Records from a collection.
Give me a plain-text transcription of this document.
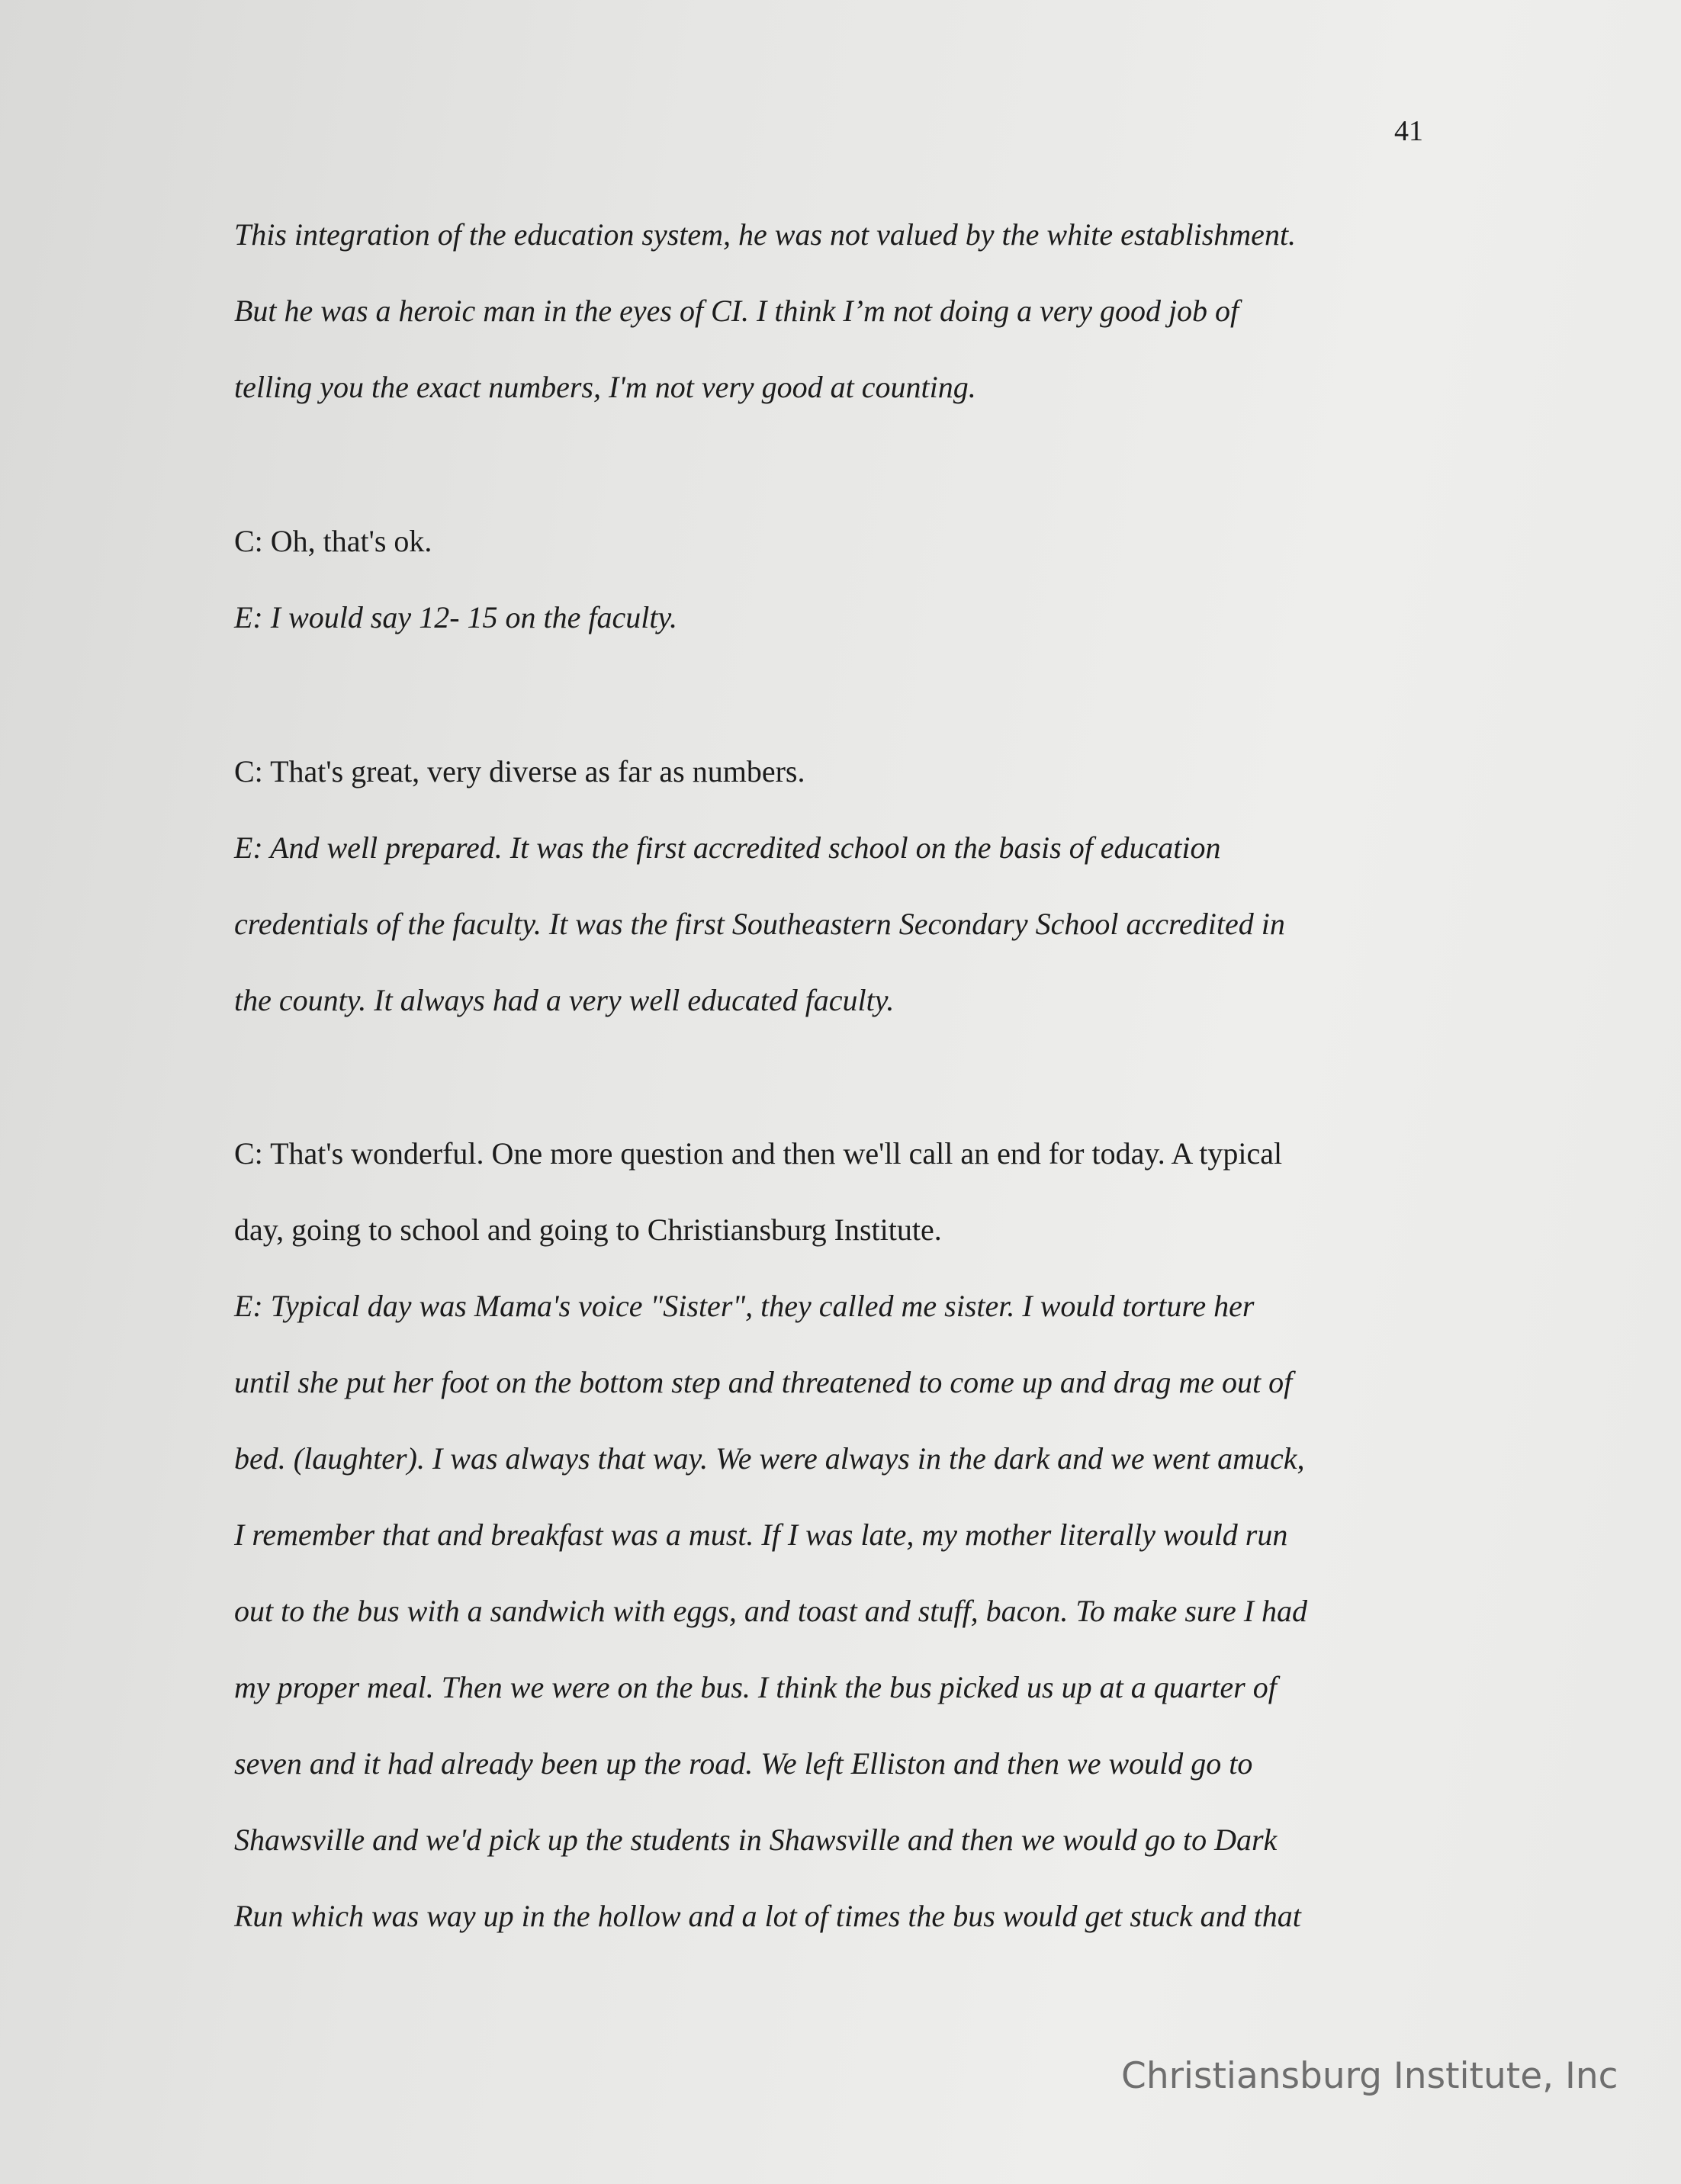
41
This integration of the education system, he was not valued by the white establishment.
But he was a heroic man in the eyes of CI. I think I’m not doing a very good job of
telling you the exact numbers, I'm not very good at counting.
C: Oh, that's ok.
E: I would say 12- 15 on the faculty.
C: That's great, very diverse as far as numbers.
E: And well prepared. It was the first accredited school on the basis of education
credentials of the faculty. It was the first Southeastern Secondary School accredited in
the county. It always had a very well educated faculty.
C: That's wonderful. One more question and then we'll call an end for today. A typical
day, going to school and going to Christiansburg Institute.
E: Typical day was Mama's voice "Sister", they called me sister. I would torture her
until she put her foot on the bottom step and threatened to come up and drag me out of
bed. (laughter). I was always that way. We were always in the dark and we went amuck,
I remember that and breakfast was a must. If I was late, my mother literally would run
out to the bus with a sandwich with eggs, and toast and stuff, bacon. To make sure I had
my proper meal. Then we were on the bus. I think the bus picked us up at a quarter of
seven and it had already been up the road. We left Elliston and then we would go to
Shawsville and we'd pick up the students in Shawsville and then we would go to Dark
Run which was way up in the hollow and a lot of times the bus would get stuck and that
Christiansburg Institute, Inc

Given task. Give an exact copy of the material, leaving out every picture.

Exercise result.
Give me a plain-text transcription of this document.
41
This integration of the education system, he was not valued by the white establishment.
But he was a heroic man in the eyes of CI. I think I’m not doing a very good job of
telling you the exact numbers, I'm not very good at counting.
C: Oh, that's ok.
E: I would say 12- 15 on the faculty.
C: That's great, very diverse as far as numbers.
E: And well prepared. It was the first accredited school on the basis of education
credentials of the faculty. It was the first Southeastern Secondary School accredited in
the county. It always had a very well educated faculty.
C: That's wonderful. One more question and then we'll call an end for today. A typical
day, going to school and going to Christiansburg Institute.
E: Typical day was Mama's voice "Sister", they called me sister. I would torture her
until she put her foot on the bottom step and threatened to come up and drag me out of
bed. (laughter). I was always that way. We were always in the dark and we went amuck,
I remember that and breakfast was a must. If I was late, my mother literally would run
out to the bus with a sandwich with eggs, and toast and stuff, bacon. To make sure I had
my proper meal. Then we were on the bus. I think the bus picked us up at a quarter of
seven and it had already been up the road. We left Elliston and then we would go to
Shawsville and we'd pick up the students in Shawsville and then we would go to Dark
Run which was way up in the hollow and a lot of times the bus would get stuck and that
Christiansburg Institute, Inc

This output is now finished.